**YOUR OBJECTIVE**:
Your answer should be a single number: the count of lines containing "сонце".

-----

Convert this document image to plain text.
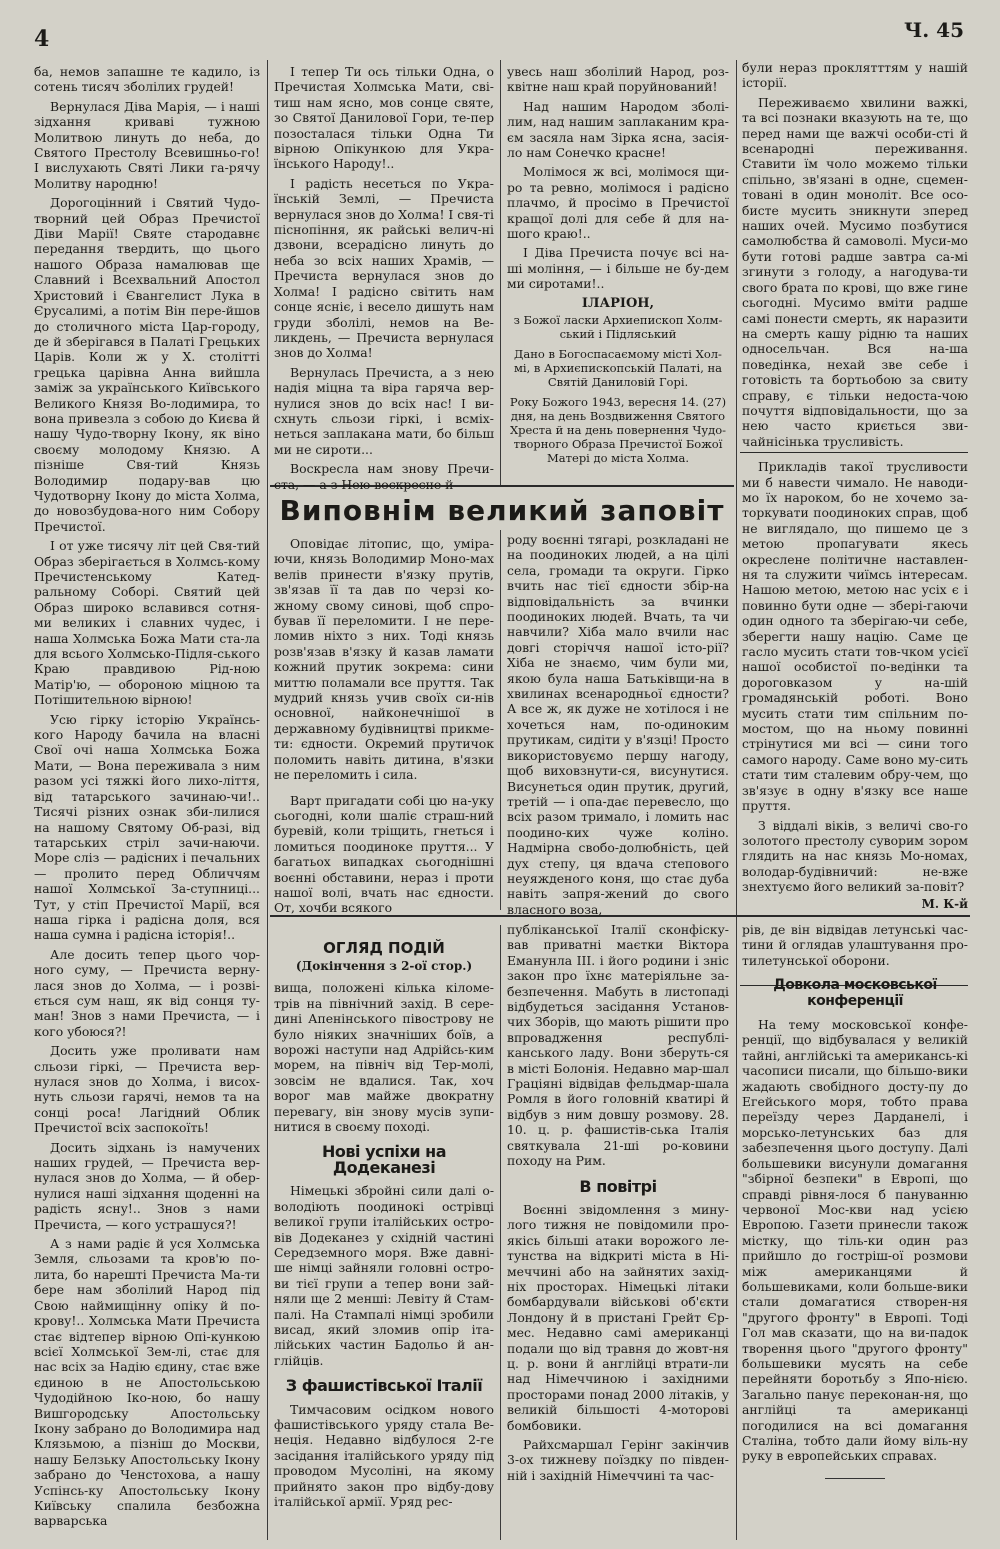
4	Ч. 45

ба, немов запашне те кадило, із сотень тисяч зболілих грудей!

Вернулася Діва Марія, — і наші зідхання криваві тужною Молитвою линуть до неба, до Святого Престолу Всевишньо-го! І вислухають Святі Лики га-рячу Молитву народню!

Дорогоцінний і Святий Чудо-творний цей Образ Пречистої Діви Марії! Святе стародавнє передання твердить, що цього нашого Образа намалював ще Славний і Всехвальний Апостол Христовий і Євангелист Лука в Єрусалимі, а потім Він пере-йшов до столичного міста Цар-городу, де й зберігався в Палаті Грецьких Царів. Коли ж у Х. столітті грецька царівна Анна вийшла заміж за українського Київського Великого Князя Во-лодимира, то вона привезла з собою до Києва й нашу Чудо-творну Ікону, як віно своєму молодому Князю. А пізніше Свя-тий Князь Володимир подару-вав цю Чудотворну Ікону до міста Холма, до новозбудова-ного ним Собору Пречистої.

І от уже тисячу літ цей Свя-тий Образ зберігається в Холмсь-кому Пречистенському Катед-ральному Соборі. Святий цей Образ широко вславився сотня-ми великих і славних чудес, і наша Холмська Божа Мати ста-ла для всього Холмсько-Підля-ського Краю правдивою Рід-ною Матір'ю, — обороною міцною та Потішительною вірною!

Усю гірку історію Українсь-кого Народу бачила на власні Свої очі наша Холмська Божа Мати, — Вона переживала з ним разом усі тяжкі його лихо-ліття, від татарського зачинаю-чи!.. Тисячі різних ознак зби-лилися на нашому Святому Об-разі, від татарських стріл зачи-наючи. Море сліз — радісних і печальних — пролито перед Обличчям нашої Холмської За-ступниці... Тут, у стіп Пречистої Марії, вся наша гірка і радісна доля, вся наша сумна і радісна історія!..

Але досить тепер цього чор-ного суму, — Пречиста верну-лася знов до Холма, — і розві-ється сум наш, як від сонця ту-ман! Знов з нами Пречиста, — і кого убоюся?!

Досить уже проливати нам сльози гіркі, — Пречиста вер-нулася знов до Холма, і висох-нуть сльози гарячі, немов та на сонці роса! Лагідний Облик Пречистої всіх заспокоїть!

Досить зідхань із намучених наших грудей, — Пречиста вер-нулася знов до Холма, — й обер-нулися наші зідхання щоденні на радість ясну!.. Знов з нами Пречиста, — кого устрашуся?!

А з нами радіє й уся Холмська Земля, сльозами та кров'ю по-лита, бо нарешті Пречиста Ма-ти бере нам зболілий Народ під Свою наймищінну опіку й по-крову!.. Холмська Мати Пречиста стає відтепер вірною Опі-кункою всієї Холмської Зем-лі, стає для нас всіх за Надію єдину, стає вже єдиною в не Апостольською Чудодійною Іко-ною, бо нашу Вишгородську Апостольську Ікону забрано до Володимира над Клязьмою, а пізніш до Москви, нашу Белзьку Апостольську Ікону забрано до Ченстохова, а нашу Успінсь-ку Апостольську Ікону Київську спалила безбожна варварська

І тепер Ти ось тільки Одна, о Пречистая Холмська Мати, сві-тиш нам ясно, мов сонце святе, зо Святої Данилової Гори, те-пер позосталася тільки Одна Ти вірною Опікункою для Укра-їнського Народу!..

І радість несеться по Укра-їнській Землі, — Пречиста вернулася знов до Холма! І свя-ті піснопіння, як райські велич-ні дзвони, всерадісно линуть до неба зо всіх наших Храмів, — Пречиста вернулася знов до Холма! І радісно світить нам сонце ясніє, і весело дишуть нам груди зболілі, немов на Ве-ликдень, — Пречиста вернулася знов до Холма!

Вернулась Пречиста, а з нею надія міцна та віра гаряча вер-нулися знов до всіх нас! І ви-схнуть сльози гіркі, і всміх-неться заплакана мати, бо більш ми не сироти...

Воскресла нам знову Пречи-ста, — а з Нею воскресне й

увесь наш зболілий Народ, роз-квітне наш край поруйнований!

Над нашим Народом зболі-лим, над нашим заплаканим кра-єм засяла нам Зірка ясна, засія-ло нам Сонечко красне!

Молімося ж всі, молімося щи-ро та ревно, молімося і радісно плачмо, й просімо в Пречистої кращої долі для себе й для на-шого краю!..

І Діва Пречиста почує всі на-ші моління, — і більше не бу-дем ми сиротами!..

ІЛАРІОН,
з Божої ласки Архиепископ Холм-ський і Підляський
Дано в Богоспасаємому місті Хол-мі, в Архиєпископській Палаті, на Святій Даниловій Горі.
Року Божого 1943, вересня 14. (27) дня, на день Воздвиження Святого Хреста й на день повернення Чудо-творного Образа Пречистої Божої Матері до міста Холма.

були нераз проклятттям у нашій історії.

Переживаємо хвилини важкі, та всі познаки вказують на те, що перед нами ще важчі особи-сті й всенародні переживання. Ставити їм чоло можемо тільки спільно, зв'язані в одне, сцемен-товані в один моноліт. Все осо-бисте мусить зникнути зперед наших очей. Мусимо позбутися самолюбства й самоволі. Муси-мо бути готові радше завтра са-мі згинути з голоду, а нагодува-ти свого брата по крові, що вже гине сьогодні. Мусимо вміти радше самі понести смерть, як наразити на смерть кашу рідню та наших односельчан. Вся на-ша поведінка, нехай зве себе і готовість та бортьобою за свиту справу, є тільки недоста-чою почуття відповідальности, що за нею часто криється зви-чайнісінька трусливість.

Прикладів такої трусливости ми б навести чимало. Не наводи-мо їх нароком, бо не хочемо за-торкувати поодиноких справ, щоб не виглядало, що пишемо це з метою пропагувати якесь окреслене політичне наставлен-ня та служити чиїмсь інтересам. Нашою метою, метою нас усіх є і повинно бути одне — збері-гаючи один одного та зберігаю-чи себе, зберегти нашу націю. Саме це гасло мусить стати тов-чком усієї нашої особистої по-ведінки та дороговказом у на-шій громадянській роботі. Воно мусить стати тим спільним по-мостом, що на ньому повинні стрінутися ми всі — сини того самого народу. Саме воно му-сить стати тим сталевим обру-чем, що зв'язує в одну в'язку все наше пруття.

З віддалі віків, з величі сво-го золотого престолу суворим зором глядить на нас князь Мо-номах, володар-будівничий: не-вже знехтуємо його великий за-повіт?

М. К-й
Виповнім великий заповіт

Оповідає літопис, що, уміра-ючи, князь Володимир Моно-мах велів принести в'язку прутів, зв'язав її та дав по черзі ко-жному свому синові, щоб спро-бував її переломити. І не пере-ломив ніхто з них. Тоді князь розв'язав в'язку й казав ламати кожний прутик зокрема: сини миттю поламали все пруття. Так мудрий князь учив своїх си-нів основної, найконечнішої в державному будівництві прикме-ти: єдности. Окремий прутичок поломить навіть дитина, в'язки не переломить і сила.

Варт пригадати собі цю на-уку сьогодні, коли шаліє страш-ний буревій, коли тріщить, гнеться і ломиться поодиноке пруття... У багатьох випадках сьогоднішні воєнні обставини, неpаз і проти нашої волі, вчать нас єдности. От, хочби всякого

роду воєнні тягарі, розкладані не на поодиноких людей, а на цілі села, громади та округи. Гірко вчить нас тієї єдности збір-на відповідальність за вчинки поодиноких людей. Вчать, та чи навчили? Хіба мало вчили нас довгі сторіччя нашої істо-рії? Хіба не знаємо, чим були ми, якою була наша Батьківщи-на в хвилинах всенародньої єдности? А все ж, як дуже не хотілося і не хочеться нам, по-одиноким прутикам, сидіти у в'язці! Просто використовуємо першу нагоду, щоб виховзнути-ся, висунутися. Висунеться один прутик, другий, третій — і опа-дає перевесло, що всіх разом тримало, і ломить нас поодино-ких чуже коліно. Надмірна свобо-долюбність, цей дух степу, ця вдача степового неуяжденого коня, що стає дуба навіть запря-жений до свого власного воза,

ОГЛЯД ПОДІЙ
(Докінчення з 2-ої стор.)

вища, положені кілька кіломе-трів на північний захід. В сере-дині Апенінського півострову не було ніяких значніших боїв, а ворожі наступи над Адрійсь-ким морем, на північ від Тер-молі, зовсім не вдалися. Так, хоч ворог мав майже двократну перевагу, він знову мусів зупи-нитися в своєму поході.

Нові успіхи на Додеканезі

Німецькі збройні сили далі о-володіють поодинокі острівці великої групи італійських остро-вів Додеканез у східній частині Середземного моря. Вже давні-ше німці зайняли головні остро-ви тієї групи а тепер вони зай-няли ще 2 менші: Левіту й Стам-палі. На Стампалі німці зробили висад, який зломив опір іта-лійських частин Бадольо й ан-глійців.

З фашистівської Італії

Тимчасовим осідком нового фашистівського уряду стала Ве-неція. Недавно відбулося 2-ге засідання італійського уряду під проводом Мусоліні, на якому прийнято закон про відбу-дову італійської армії. Уряд рес-

публіканської Італії сконфіску-вав приватні маєтки Віктора Еманунла III. і його родини і зніс закон про їхнє матеріяльне за-безпечення. Мабуть в листопаді відбудеться засідання Установ-чих Зборів, що мають рішити про впровадження республі-канського ладу. Вони зберуть-ся в місті Болонія. Недавно мар-шал Граціяні відвідав фельдмар-шала Ромля в його головній кватирі й відбув з ним довшу розмову. 28. 10. ц. р. фашистів-ська Італія святкувала 21-ші ро-ковини походу на Рим.

В повітрі

Воєнні звідомлення з мину-лого тижня не повідомили про-якісь більші атаки ворожого ле-тунства на відкриті міста в Ні-меччині або на зайнятих захід-ніх просторах. Німецькі літаки бомбардували військові об'єкти Лондону й в пристані Грейт Єр-мес. Недавно самі американці подали що від травня до жовт-ня ц. р. вони й англійці втрати-ли над Німеччиною і західними просторами понад 2000 літаків, у великій більшості 4-моторові бомбовики.

Райхсмаршал Герінг закінчив 3-ох тижневу поїздку по півден-ній і західній Німеччині та час-

рів, де він відвідав летунські час-тини й оглядав улаштування про-тилетунської оборони.

Довкола московської конференції

На тему московської конфе-ренції, що відбувалася у великій тайні, англійські та американсь-кі часописи писали, що більшо-вики жадають свобідного досту-пу до Егейського моря, тобто права переїзду через Дарданелі, і морсько-летунських баз для забезпечення цього доступу. Далі большевики висунули домагання "збірної безпеки" в Европі, що справді рівня-лося б пануванню червоної Мос-кви над усією Европою. Газети принесли також містку, що тіль-ки один раз прийшло до гостріш-ої розмови між американцями й большевиками, коли больше-вики стали домагатися створен-ня "другого фронту" в Европі. Тоді Гол мав сказати, що на ви-падок творення цього "другого фронту" большевики мусять на себе перейняти боротьбу з Япо-нією. Загально панує переконан-ня, що англійці та американці погодилися на всі домагання Сталіна, тобто дали йому віль-ну руку в европейських справах.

-----

**FULL ANSWER**:
2